Stored data entries:
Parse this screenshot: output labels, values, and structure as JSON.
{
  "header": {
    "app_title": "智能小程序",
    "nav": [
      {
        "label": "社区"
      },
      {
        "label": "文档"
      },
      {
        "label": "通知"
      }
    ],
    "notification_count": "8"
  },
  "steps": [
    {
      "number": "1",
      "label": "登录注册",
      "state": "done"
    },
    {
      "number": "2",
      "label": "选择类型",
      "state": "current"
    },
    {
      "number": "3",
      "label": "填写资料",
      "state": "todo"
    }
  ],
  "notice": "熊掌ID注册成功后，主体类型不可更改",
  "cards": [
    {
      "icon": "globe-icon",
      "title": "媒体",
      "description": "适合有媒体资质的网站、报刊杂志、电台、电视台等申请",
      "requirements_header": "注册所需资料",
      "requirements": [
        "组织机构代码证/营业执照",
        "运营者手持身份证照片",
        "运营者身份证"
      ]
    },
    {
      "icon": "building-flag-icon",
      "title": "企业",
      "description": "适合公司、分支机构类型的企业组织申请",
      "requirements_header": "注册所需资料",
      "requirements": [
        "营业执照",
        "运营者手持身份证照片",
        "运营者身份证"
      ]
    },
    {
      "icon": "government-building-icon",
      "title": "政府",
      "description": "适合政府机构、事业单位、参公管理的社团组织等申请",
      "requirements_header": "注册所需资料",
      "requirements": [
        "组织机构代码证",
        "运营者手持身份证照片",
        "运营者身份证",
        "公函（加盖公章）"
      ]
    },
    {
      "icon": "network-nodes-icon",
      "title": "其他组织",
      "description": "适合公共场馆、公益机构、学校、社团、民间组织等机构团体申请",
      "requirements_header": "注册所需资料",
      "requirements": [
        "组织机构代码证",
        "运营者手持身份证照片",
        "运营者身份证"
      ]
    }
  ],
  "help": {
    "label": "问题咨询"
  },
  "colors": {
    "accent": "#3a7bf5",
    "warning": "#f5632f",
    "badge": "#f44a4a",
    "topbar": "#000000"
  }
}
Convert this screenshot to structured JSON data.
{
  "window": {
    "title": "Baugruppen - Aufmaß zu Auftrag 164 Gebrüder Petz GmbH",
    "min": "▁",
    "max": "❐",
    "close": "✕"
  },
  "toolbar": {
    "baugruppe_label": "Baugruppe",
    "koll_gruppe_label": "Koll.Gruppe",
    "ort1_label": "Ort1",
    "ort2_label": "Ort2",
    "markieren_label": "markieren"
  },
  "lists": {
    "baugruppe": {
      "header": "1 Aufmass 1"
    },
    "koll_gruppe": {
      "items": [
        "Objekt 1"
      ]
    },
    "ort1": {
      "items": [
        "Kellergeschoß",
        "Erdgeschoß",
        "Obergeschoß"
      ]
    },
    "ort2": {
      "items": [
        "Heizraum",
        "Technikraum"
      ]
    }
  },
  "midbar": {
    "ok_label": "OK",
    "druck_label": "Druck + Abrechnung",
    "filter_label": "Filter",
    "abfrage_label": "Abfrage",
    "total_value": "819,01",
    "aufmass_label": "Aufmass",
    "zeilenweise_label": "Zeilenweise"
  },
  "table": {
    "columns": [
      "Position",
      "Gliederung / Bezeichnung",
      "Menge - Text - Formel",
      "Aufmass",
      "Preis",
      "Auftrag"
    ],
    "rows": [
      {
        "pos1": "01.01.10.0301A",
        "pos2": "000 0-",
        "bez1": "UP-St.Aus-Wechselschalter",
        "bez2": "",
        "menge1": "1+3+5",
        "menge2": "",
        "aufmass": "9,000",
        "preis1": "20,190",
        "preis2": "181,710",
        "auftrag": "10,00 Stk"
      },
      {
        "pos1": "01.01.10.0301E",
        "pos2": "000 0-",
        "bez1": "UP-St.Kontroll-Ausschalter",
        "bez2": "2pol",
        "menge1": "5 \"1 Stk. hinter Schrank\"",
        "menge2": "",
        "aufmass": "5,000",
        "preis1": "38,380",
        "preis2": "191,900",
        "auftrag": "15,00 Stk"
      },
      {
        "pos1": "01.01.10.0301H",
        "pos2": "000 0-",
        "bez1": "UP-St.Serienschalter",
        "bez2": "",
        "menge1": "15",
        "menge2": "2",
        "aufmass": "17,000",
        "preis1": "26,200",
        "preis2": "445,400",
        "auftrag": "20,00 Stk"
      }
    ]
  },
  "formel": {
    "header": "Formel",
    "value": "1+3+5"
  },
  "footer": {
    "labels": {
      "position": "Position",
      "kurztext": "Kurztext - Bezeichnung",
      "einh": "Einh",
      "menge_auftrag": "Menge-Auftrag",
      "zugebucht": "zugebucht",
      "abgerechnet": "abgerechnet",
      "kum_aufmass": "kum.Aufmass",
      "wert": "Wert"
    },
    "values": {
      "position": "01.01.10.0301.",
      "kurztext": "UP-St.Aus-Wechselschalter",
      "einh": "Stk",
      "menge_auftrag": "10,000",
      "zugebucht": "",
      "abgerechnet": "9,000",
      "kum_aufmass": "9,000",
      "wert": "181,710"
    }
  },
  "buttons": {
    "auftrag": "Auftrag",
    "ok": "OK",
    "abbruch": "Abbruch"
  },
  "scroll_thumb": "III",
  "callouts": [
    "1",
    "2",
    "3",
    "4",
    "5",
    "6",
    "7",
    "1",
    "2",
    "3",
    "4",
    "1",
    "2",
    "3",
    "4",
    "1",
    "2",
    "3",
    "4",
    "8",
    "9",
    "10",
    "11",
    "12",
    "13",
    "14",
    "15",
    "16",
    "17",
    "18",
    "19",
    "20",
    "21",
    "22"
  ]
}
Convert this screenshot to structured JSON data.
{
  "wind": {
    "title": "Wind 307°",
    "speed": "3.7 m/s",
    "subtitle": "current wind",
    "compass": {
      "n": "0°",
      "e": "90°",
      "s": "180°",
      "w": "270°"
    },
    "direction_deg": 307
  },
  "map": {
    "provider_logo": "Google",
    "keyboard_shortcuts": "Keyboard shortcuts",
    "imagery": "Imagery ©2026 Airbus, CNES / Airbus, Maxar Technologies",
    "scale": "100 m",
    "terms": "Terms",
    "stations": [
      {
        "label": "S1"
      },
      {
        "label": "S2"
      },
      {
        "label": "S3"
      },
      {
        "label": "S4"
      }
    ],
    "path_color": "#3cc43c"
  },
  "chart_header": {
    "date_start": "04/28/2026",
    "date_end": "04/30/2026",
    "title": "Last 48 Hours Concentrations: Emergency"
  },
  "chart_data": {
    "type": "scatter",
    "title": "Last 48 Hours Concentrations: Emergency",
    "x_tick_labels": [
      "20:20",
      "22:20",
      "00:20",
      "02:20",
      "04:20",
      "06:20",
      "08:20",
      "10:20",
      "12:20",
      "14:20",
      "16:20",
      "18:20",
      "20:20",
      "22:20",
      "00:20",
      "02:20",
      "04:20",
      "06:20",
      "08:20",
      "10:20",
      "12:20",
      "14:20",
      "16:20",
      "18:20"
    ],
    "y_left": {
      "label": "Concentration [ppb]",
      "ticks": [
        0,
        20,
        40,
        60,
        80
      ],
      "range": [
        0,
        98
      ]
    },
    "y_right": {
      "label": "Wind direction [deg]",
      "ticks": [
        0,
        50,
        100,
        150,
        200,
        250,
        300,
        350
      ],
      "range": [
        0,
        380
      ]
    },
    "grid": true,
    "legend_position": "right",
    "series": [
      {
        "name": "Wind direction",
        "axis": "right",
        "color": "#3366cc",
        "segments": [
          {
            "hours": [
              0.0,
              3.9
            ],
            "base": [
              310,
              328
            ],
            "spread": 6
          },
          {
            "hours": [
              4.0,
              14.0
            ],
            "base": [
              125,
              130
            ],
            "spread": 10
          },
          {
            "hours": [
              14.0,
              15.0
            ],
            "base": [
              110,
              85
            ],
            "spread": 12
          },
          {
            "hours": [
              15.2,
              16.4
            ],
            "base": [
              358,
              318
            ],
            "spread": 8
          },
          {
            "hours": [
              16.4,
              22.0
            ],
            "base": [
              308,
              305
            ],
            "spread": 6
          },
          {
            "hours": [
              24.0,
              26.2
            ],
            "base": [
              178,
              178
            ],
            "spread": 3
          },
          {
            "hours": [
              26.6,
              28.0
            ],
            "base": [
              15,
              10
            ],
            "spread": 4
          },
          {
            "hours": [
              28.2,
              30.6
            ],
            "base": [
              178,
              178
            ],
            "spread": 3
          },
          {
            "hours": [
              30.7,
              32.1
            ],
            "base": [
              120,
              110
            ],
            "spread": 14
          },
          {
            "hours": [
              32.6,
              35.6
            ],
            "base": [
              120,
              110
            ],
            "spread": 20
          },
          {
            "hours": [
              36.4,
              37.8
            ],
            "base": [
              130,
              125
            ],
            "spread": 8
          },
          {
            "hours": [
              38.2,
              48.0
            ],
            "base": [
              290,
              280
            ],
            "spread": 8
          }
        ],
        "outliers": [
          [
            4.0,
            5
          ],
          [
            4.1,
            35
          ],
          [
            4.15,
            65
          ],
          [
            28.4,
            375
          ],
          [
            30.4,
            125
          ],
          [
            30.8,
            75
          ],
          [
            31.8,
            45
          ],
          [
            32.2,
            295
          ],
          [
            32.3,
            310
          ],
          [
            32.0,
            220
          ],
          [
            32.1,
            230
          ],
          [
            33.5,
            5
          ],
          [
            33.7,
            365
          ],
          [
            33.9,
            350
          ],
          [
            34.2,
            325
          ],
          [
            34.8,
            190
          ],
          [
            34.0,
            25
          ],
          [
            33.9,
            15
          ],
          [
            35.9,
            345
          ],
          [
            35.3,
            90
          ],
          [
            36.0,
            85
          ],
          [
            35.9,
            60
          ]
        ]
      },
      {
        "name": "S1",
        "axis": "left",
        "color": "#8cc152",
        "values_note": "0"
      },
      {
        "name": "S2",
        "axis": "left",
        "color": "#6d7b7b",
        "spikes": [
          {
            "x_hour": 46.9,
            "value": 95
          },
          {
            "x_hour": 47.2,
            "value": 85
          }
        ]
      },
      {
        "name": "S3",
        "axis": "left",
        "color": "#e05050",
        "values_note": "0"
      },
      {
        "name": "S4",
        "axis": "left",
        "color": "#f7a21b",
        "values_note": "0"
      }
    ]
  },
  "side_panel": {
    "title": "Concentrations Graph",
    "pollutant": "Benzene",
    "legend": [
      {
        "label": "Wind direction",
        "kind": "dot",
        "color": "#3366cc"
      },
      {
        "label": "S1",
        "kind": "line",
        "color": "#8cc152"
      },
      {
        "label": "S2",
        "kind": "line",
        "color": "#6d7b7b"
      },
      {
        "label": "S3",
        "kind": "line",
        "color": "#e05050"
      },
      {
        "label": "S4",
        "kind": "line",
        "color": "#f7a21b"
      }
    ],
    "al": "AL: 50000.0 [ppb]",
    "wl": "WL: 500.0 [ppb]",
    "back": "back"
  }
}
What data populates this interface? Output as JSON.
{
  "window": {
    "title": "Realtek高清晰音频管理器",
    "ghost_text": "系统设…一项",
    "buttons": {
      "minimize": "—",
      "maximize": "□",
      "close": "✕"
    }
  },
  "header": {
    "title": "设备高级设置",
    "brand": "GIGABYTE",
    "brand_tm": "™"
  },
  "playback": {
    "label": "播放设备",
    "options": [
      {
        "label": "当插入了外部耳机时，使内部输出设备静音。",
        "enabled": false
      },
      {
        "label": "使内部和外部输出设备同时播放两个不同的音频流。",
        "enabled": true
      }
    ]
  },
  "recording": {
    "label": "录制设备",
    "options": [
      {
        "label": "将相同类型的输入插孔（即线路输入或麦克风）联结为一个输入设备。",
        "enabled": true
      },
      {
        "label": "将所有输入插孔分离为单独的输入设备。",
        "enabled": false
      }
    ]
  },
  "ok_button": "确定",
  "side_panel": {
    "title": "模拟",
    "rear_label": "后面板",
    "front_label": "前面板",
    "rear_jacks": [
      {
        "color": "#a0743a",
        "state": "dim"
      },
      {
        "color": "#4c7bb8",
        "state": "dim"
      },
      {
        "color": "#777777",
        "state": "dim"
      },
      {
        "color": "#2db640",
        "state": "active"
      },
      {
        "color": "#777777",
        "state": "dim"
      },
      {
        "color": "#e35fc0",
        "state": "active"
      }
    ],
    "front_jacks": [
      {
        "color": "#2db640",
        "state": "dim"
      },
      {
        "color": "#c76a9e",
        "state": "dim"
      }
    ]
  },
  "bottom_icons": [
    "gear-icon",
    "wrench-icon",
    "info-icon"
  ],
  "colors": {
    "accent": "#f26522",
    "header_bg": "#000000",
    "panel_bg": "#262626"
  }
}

Exercise requirements:
Return from the data every line that holds "name".

The completed task:
        "name": "Wind direction",
        "name": "S1",
        "name": "S2",
        "name": "S3",
        "name": "S4",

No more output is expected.